**SUPPLIED ENTRIES**
— BEGIN —
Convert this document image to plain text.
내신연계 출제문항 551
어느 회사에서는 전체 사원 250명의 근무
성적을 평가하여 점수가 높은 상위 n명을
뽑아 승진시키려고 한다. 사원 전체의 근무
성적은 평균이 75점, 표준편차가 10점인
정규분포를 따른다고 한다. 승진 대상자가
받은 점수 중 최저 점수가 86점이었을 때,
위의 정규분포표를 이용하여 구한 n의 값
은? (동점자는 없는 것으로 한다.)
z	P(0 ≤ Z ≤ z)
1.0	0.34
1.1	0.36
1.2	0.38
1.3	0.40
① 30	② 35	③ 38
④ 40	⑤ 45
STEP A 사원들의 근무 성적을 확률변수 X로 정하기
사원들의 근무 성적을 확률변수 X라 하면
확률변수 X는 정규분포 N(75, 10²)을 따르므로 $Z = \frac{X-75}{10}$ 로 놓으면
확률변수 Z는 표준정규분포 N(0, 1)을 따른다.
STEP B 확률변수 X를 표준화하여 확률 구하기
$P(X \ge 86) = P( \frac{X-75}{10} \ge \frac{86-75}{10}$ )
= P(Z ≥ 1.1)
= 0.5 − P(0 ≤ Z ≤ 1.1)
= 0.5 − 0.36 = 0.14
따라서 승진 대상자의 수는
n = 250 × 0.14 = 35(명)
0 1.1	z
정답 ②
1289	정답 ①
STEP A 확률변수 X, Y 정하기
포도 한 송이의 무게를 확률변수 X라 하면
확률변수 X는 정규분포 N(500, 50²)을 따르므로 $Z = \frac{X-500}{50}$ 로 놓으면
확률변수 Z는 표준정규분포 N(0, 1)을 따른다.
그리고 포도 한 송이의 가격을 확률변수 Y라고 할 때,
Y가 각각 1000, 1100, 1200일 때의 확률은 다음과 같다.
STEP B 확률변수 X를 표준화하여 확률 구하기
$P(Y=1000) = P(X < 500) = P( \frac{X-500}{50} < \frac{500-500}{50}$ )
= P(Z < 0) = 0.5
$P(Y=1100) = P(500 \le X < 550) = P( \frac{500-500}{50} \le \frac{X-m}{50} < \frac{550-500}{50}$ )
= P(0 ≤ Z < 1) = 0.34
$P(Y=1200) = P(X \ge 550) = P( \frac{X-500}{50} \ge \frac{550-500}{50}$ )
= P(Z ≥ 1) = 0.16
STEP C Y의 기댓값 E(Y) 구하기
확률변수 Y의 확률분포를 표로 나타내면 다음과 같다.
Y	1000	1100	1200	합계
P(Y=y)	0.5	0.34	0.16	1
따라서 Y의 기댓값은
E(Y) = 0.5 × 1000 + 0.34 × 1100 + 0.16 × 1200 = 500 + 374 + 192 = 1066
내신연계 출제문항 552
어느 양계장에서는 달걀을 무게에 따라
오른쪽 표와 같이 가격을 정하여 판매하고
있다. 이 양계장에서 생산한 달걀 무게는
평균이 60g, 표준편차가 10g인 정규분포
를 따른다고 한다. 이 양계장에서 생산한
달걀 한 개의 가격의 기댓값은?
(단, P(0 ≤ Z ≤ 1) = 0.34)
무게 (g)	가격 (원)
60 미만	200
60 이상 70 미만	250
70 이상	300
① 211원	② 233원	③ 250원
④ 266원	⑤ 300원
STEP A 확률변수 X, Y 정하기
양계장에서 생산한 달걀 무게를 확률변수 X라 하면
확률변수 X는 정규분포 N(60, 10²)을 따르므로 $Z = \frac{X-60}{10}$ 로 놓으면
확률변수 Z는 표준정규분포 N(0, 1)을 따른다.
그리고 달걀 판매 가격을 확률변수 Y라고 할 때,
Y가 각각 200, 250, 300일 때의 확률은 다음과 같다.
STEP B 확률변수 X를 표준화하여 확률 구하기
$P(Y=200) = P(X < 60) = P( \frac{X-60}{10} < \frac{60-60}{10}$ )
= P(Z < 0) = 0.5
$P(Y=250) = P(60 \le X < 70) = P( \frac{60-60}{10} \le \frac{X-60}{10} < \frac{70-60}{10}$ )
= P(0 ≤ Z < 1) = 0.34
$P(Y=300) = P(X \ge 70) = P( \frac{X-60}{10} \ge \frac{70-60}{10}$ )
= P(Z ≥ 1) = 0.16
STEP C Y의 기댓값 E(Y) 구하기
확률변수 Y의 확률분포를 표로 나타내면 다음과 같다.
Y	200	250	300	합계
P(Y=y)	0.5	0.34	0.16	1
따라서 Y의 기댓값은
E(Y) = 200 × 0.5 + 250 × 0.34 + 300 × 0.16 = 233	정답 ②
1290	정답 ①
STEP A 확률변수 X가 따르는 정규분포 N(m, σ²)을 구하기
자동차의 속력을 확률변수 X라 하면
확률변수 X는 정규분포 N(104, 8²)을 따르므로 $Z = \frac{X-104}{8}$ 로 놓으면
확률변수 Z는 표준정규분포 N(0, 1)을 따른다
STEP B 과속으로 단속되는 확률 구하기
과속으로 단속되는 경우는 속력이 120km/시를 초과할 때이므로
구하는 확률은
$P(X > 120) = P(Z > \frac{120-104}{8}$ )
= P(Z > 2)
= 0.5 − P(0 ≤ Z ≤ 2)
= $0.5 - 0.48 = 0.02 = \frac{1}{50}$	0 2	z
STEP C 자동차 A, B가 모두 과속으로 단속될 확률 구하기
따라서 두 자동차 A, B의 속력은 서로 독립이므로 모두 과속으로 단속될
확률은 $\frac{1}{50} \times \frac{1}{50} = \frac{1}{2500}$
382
— END —
**INSTRUCTION**
Quote the whole listing above, leaving nothing out.

**ANSWER IN FULL**
Convert this document image to plain text.
내신연계 출제문항 551
어느 회사에서는 전체 사원 250명의 근무
성적을 평가하여 점수가 높은 상위 n명을
뽑아 승진시키려고 한다. 사원 전체의 근무
성적은 평균이 75점, 표준편차가 10점인
정규분포를 따른다고 한다. 승진 대상자가
받은 점수 중 최저 점수가 86점이었을 때,
위의 정규분포표를 이용하여 구한 n의 값
은? (동점자는 없는 것으로 한다.)
z	P(0 ≤ Z ≤ z)
1.0	0.34
1.1	0.36
1.2	0.38
1.3	0.40
① 30	② 35	③ 38
④ 40	⑤ 45
STEP A 사원들의 근무 성적을 확률변수 X로 정하기
사원들의 근무 성적을 확률변수 X라 하면
확률변수 X는 정규분포 N(75, 10²)을 따르므로 $Z = \frac{X-75}{10}$ 로 놓으면
확률변수 Z는 표준정규분포 N(0, 1)을 따른다.
STEP B 확률변수 X를 표준화하여 확률 구하기
$P(X \ge 86) = P( \frac{X-75}{10} \ge \frac{86-75}{10}$ )
= P(Z ≥ 1.1)
= 0.5 − P(0 ≤ Z ≤ 1.1)
= 0.5 − 0.36 = 0.14
따라서 승진 대상자의 수는
n = 250 × 0.14 = 35(명)
0 1.1	z
정답 ②
1289	정답 ①
STEP A 확률변수 X, Y 정하기
포도 한 송이의 무게를 확률변수 X라 하면
확률변수 X는 정규분포 N(500, 50²)을 따르므로 $Z = \frac{X-500}{50}$ 로 놓으면
확률변수 Z는 표준정규분포 N(0, 1)을 따른다.
그리고 포도 한 송이의 가격을 확률변수 Y라고 할 때,
Y가 각각 1000, 1100, 1200일 때의 확률은 다음과 같다.
STEP B 확률변수 X를 표준화하여 확률 구하기
$P(Y=1000) = P(X < 500) = P( \frac{X-500}{50} < \frac{500-500}{50}$ )
= P(Z < 0) = 0.5
$P(Y=1100) = P(500 \le X < 550) = P( \frac{500-500}{50} \le \frac{X-m}{50} < \frac{550-500}{50}$ )
= P(0 ≤ Z < 1) = 0.34
$P(Y=1200) = P(X \ge 550) = P( \frac{X-500}{50} \ge \frac{550-500}{50}$ )
= P(Z ≥ 1) = 0.16
STEP C Y의 기댓값 E(Y) 구하기
확률변수 Y의 확률분포를 표로 나타내면 다음과 같다.
Y	1000	1100	1200	합계
P(Y=y)	0.5	0.34	0.16	1
따라서 Y의 기댓값은
E(Y) = 0.5 × 1000 + 0.34 × 1100 + 0.16 × 1200 = 500 + 374 + 192 = 1066
내신연계 출제문항 552
어느 양계장에서는 달걀을 무게에 따라
오른쪽 표와 같이 가격을 정하여 판매하고
있다. 이 양계장에서 생산한 달걀 무게는
평균이 60g, 표준편차가 10g인 정규분포
를 따른다고 한다. 이 양계장에서 생산한
달걀 한 개의 가격의 기댓값은?
(단, P(0 ≤ Z ≤ 1) = 0.34)
무게 (g)	가격 (원)
60 미만	200
60 이상 70 미만	250
70 이상	300
① 211원	② 233원	③ 250원
④ 266원	⑤ 300원
STEP A 확률변수 X, Y 정하기
양계장에서 생산한 달걀 무게를 확률변수 X라 하면
확률변수 X는 정규분포 N(60, 10²)을 따르므로 $Z = \frac{X-60}{10}$ 로 놓으면
확률변수 Z는 표준정규분포 N(0, 1)을 따른다.
그리고 달걀 판매 가격을 확률변수 Y라고 할 때,
Y가 각각 200, 250, 300일 때의 확률은 다음과 같다.
STEP B 확률변수 X를 표준화하여 확률 구하기
$P(Y=200) = P(X < 60) = P( \frac{X-60}{10} < \frac{60-60}{10}$ )
= P(Z < 0) = 0.5
$P(Y=250) = P(60 \le X < 70) = P( \frac{60-60}{10} \le \frac{X-60}{10} < \frac{70-60}{10}$ )
= P(0 ≤ Z < 1) = 0.34
$P(Y=300) = P(X \ge 70) = P( \frac{X-60}{10} \ge \frac{70-60}{10}$ )
= P(Z ≥ 1) = 0.16
STEP C Y의 기댓값 E(Y) 구하기
확률변수 Y의 확률분포를 표로 나타내면 다음과 같다.
Y	200	250	300	합계
P(Y=y)	0.5	0.34	0.16	1
따라서 Y의 기댓값은
E(Y) = 200 × 0.5 + 250 × 0.34 + 300 × 0.16 = 233	정답 ②
1290	정답 ①
STEP A 확률변수 X가 따르는 정규분포 N(m, σ²)을 구하기
자동차의 속력을 확률변수 X라 하면
확률변수 X는 정규분포 N(104, 8²)을 따르므로 $Z = \frac{X-104}{8}$ 로 놓으면
확률변수 Z는 표준정규분포 N(0, 1)을 따른다
STEP B 과속으로 단속되는 확률 구하기
과속으로 단속되는 경우는 속력이 120km/시를 초과할 때이므로
구하는 확률은
$P(X > 120) = P(Z > \frac{120-104}{8}$ )
= P(Z > 2)
= 0.5 − P(0 ≤ Z ≤ 2)
= $0.5 - 0.48 = 0.02 = \frac{1}{50}$	0 2	z
STEP C 자동차 A, B가 모두 과속으로 단속될 확률 구하기
따라서 두 자동차 A, B의 속력은 서로 독립이므로 모두 과속으로 단속될
확률은 $\frac{1}{50} \times \frac{1}{50} = \frac{1}{2500}$
382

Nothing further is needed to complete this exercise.